>> START Data shown
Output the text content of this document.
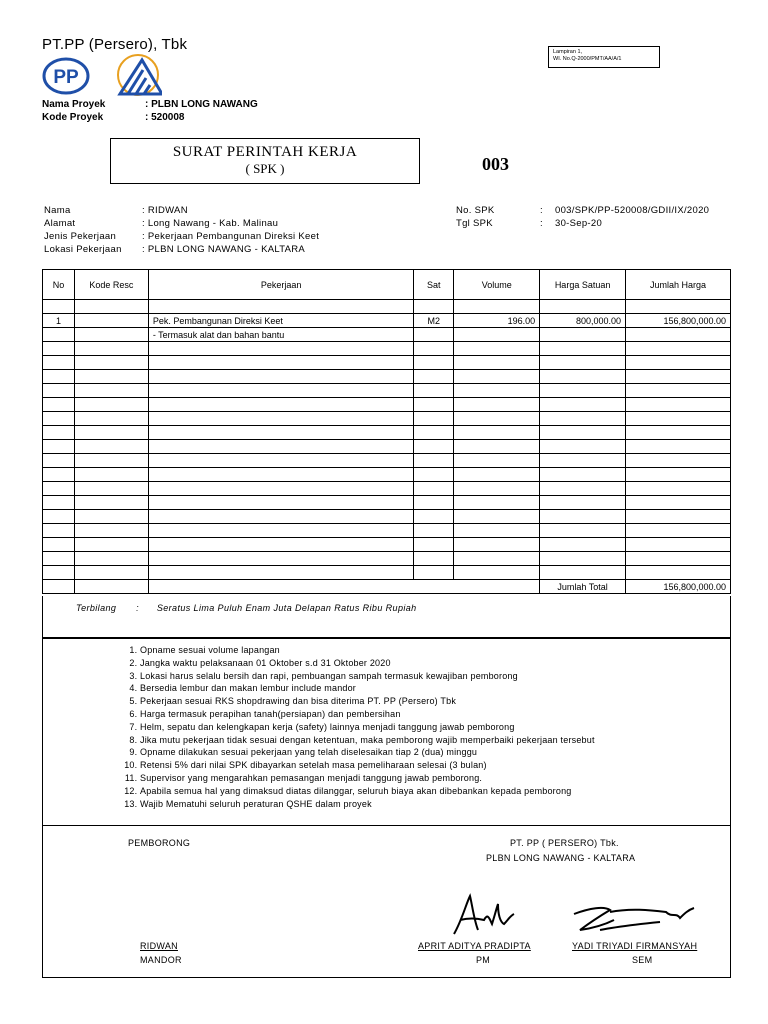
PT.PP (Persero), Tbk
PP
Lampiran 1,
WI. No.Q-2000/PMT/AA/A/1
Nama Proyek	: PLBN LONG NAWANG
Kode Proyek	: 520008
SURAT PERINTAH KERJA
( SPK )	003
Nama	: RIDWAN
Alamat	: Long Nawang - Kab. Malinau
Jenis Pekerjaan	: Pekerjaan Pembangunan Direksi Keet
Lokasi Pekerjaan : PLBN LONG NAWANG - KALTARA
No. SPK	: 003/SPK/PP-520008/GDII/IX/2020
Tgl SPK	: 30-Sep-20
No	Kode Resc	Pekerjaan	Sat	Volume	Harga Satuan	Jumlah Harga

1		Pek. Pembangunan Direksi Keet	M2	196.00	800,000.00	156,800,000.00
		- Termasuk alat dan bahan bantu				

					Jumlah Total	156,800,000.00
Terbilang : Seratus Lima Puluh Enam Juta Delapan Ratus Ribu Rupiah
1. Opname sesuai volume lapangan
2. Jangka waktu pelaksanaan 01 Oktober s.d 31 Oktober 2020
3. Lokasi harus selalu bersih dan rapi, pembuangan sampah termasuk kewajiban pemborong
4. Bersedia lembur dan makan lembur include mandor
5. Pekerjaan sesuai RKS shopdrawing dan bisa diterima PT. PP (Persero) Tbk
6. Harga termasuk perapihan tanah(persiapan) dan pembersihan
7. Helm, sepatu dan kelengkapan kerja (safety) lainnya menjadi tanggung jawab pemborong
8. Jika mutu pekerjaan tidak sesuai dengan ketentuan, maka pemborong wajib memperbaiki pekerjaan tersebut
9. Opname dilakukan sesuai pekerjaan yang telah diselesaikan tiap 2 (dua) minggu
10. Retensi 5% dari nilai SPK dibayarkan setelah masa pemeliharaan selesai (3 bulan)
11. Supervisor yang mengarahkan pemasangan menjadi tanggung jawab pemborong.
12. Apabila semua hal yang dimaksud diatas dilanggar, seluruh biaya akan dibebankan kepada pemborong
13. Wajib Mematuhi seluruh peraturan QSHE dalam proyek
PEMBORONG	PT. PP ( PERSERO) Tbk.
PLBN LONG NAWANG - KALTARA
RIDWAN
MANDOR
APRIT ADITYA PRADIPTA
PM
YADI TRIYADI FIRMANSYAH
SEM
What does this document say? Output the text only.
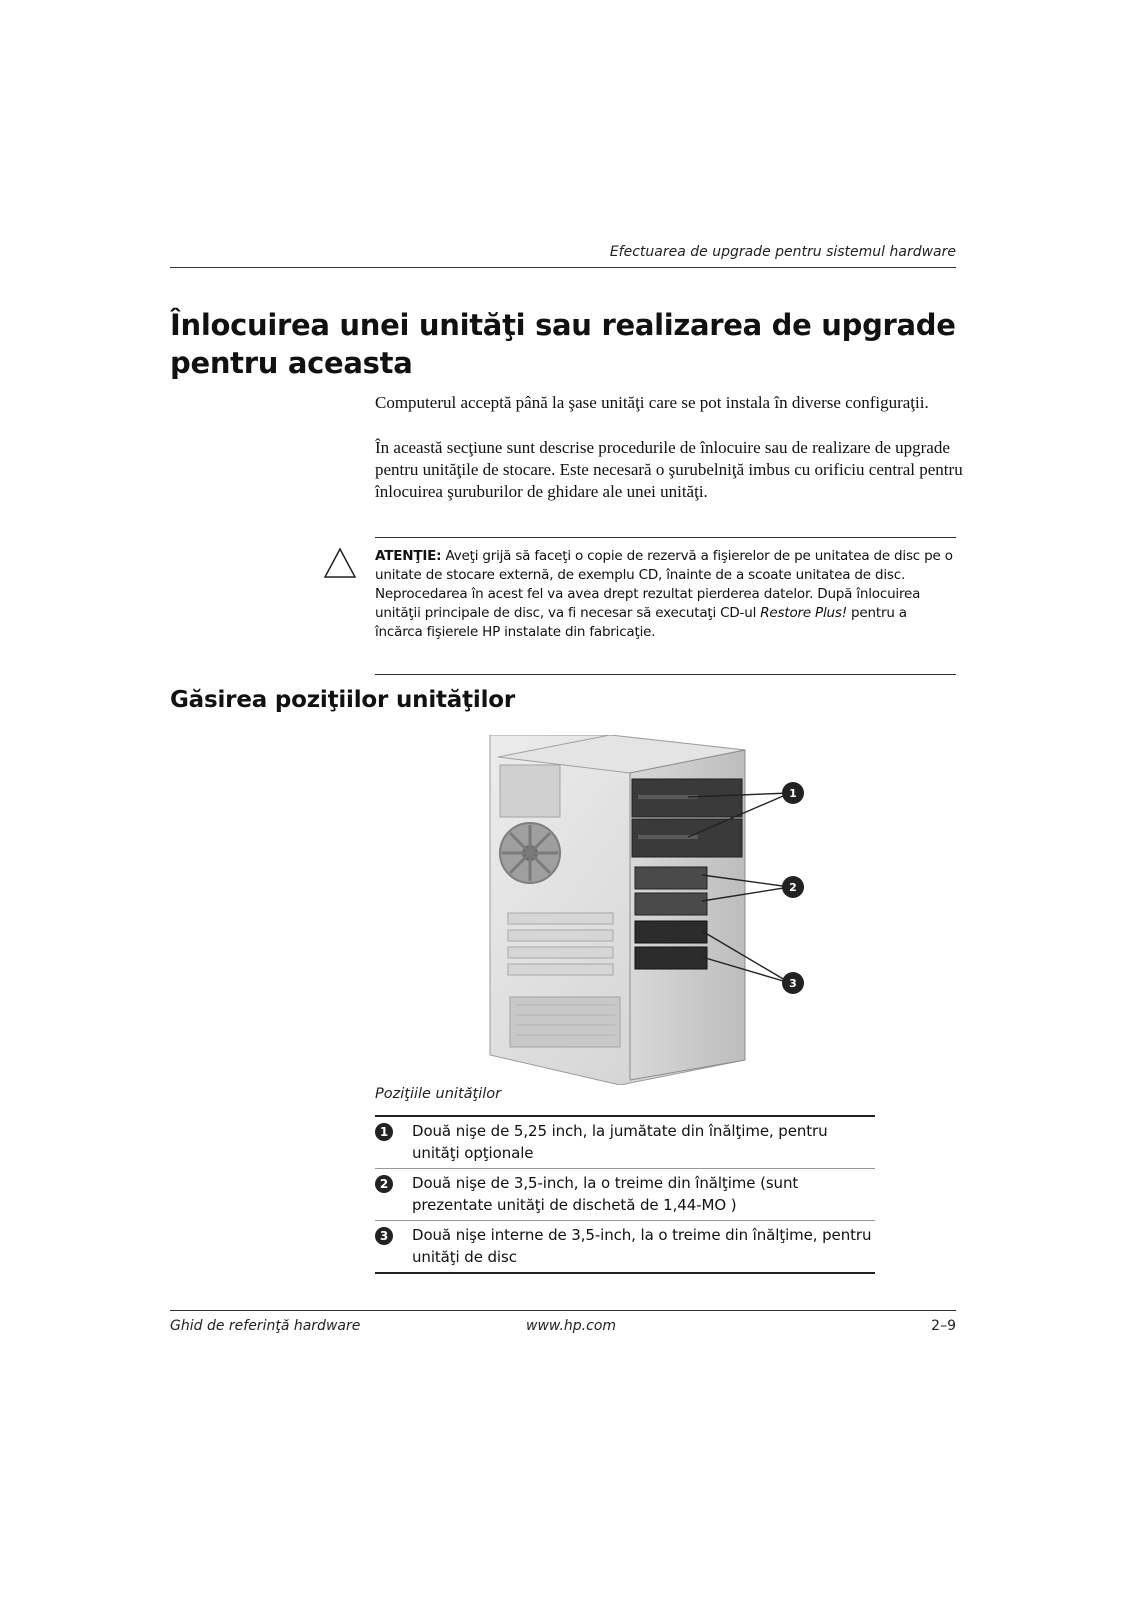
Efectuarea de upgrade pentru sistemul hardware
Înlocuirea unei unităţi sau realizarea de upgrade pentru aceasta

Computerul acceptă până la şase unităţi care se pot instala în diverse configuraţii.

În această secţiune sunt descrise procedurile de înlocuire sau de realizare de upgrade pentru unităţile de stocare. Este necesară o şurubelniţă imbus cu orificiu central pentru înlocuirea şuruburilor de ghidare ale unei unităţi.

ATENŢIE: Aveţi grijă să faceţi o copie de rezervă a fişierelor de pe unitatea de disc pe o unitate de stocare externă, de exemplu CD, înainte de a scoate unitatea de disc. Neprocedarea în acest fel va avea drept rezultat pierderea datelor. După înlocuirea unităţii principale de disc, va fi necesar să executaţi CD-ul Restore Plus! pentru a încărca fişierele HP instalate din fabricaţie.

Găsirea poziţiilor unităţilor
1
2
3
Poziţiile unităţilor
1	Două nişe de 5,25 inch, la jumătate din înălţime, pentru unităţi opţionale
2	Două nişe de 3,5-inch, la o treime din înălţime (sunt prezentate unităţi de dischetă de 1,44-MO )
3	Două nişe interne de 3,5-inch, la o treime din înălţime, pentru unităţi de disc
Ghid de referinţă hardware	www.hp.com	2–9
>> END Data shown
The task:
An exact transcription of all the entries is required, without the pictures.

Expected output:
Output the text content of this document.
PT.PP (Persero), Tbk
PP
Lampiran 1,
WI. No.Q-2000/PMT/AA/A/1
Nama Proyek	: PLBN LONG NAWANG
Kode Proyek	: 520008
SURAT PERINTAH KERJA
( SPK )	003
Nama	: RIDWAN
Alamat	: Long Nawang - Kab. Malinau
Jenis Pekerjaan	: Pekerjaan Pembangunan Direksi Keet
Lokasi Pekerjaan : PLBN LONG NAWANG - KALTARA
No. SPK	: 003/SPK/PP-520008/GDII/IX/2020
Tgl SPK	: 30-Sep-20
No	Kode Resc	Pekerjaan	Sat	Volume	Harga Satuan	Jumlah Harga

1		Pek. Pembangunan Direksi Keet	M2	196.00	800,000.00	156,800,000.00
		- Termasuk alat dan bahan bantu				

					Jumlah Total	156,800,000.00
Terbilang : Seratus Lima Puluh Enam Juta Delapan Ratus Ribu Rupiah
1. Opname sesuai volume lapangan
2. Jangka waktu pelaksanaan 01 Oktober s.d 31 Oktober 2020
3. Lokasi harus selalu bersih dan rapi, pembuangan sampah termasuk kewajiban pemborong
4. Bersedia lembur dan makan lembur include mandor
5. Pekerjaan sesuai RKS shopdrawing dan bisa diterima PT. PP (Persero) Tbk
6. Harga termasuk perapihan tanah(persiapan) dan pembersihan
7. Helm, sepatu dan kelengkapan kerja (safety) lainnya menjadi tanggung jawab pemborong
8. Jika mutu pekerjaan tidak sesuai dengan ketentuan, maka pemborong wajib memperbaiki pekerjaan tersebut
9. Opname dilakukan sesuai pekerjaan yang telah diselesaikan tiap 2 (dua) minggu
10. Retensi 5% dari nilai SPK dibayarkan setelah masa pemeliharaan selesai (3 bulan)
11. Supervisor yang mengarahkan pemasangan menjadi tanggung jawab pemborong.
12. Apabila semua hal yang dimaksud diatas dilanggar, seluruh biaya akan dibebankan kepada pemborong
13. Wajib Mematuhi seluruh peraturan QSHE dalam proyek
PEMBORONG	PT. PP ( PERSERO) Tbk.
PLBN LONG NAWANG - KALTARA
RIDWAN
MANDOR
APRIT ADITYA PRADIPTA
PM
YADI TRIYADI FIRMANSYAH
SEM
What does this document say? Output the text only.
Efectuarea de upgrade pentru sistemul hardware
Înlocuirea unei unităţi sau realizarea de upgrade pentru aceasta

Computerul acceptă până la şase unităţi care se pot instala în diverse configuraţii.

În această secţiune sunt descrise procedurile de înlocuire sau de realizare de upgrade pentru unităţile de stocare. Este necesară o şurubelniţă imbus cu orificiu central pentru înlocuirea şuruburilor de ghidare ale unei unităţi.

ATENŢIE: Aveţi grijă să faceţi o copie de rezervă a fişierelor de pe unitatea de disc pe o unitate de stocare externă, de exemplu CD, înainte de a scoate unitatea de disc. Neprocedarea în acest fel va avea drept rezultat pierderea datelor. După înlocuirea unităţii principale de disc, va fi necesar să executaţi CD-ul Restore Plus! pentru a încărca fişierele HP instalate din fabricaţie.

Găsirea poziţiilor unităţilor
1
2
3
Poziţiile unităţilor
1	Două nişe de 5,25 inch, la jumătate din înălţime, pentru unităţi opţionale
2	Două nişe de 3,5-inch, la o treime din înălţime (sunt prezentate unităţi de dischetă de 1,44-MO )
3	Două nişe interne de 3,5-inch, la o treime din înălţime, pentru unităţi de disc
Ghid de referinţă hardware	www.hp.com	2–9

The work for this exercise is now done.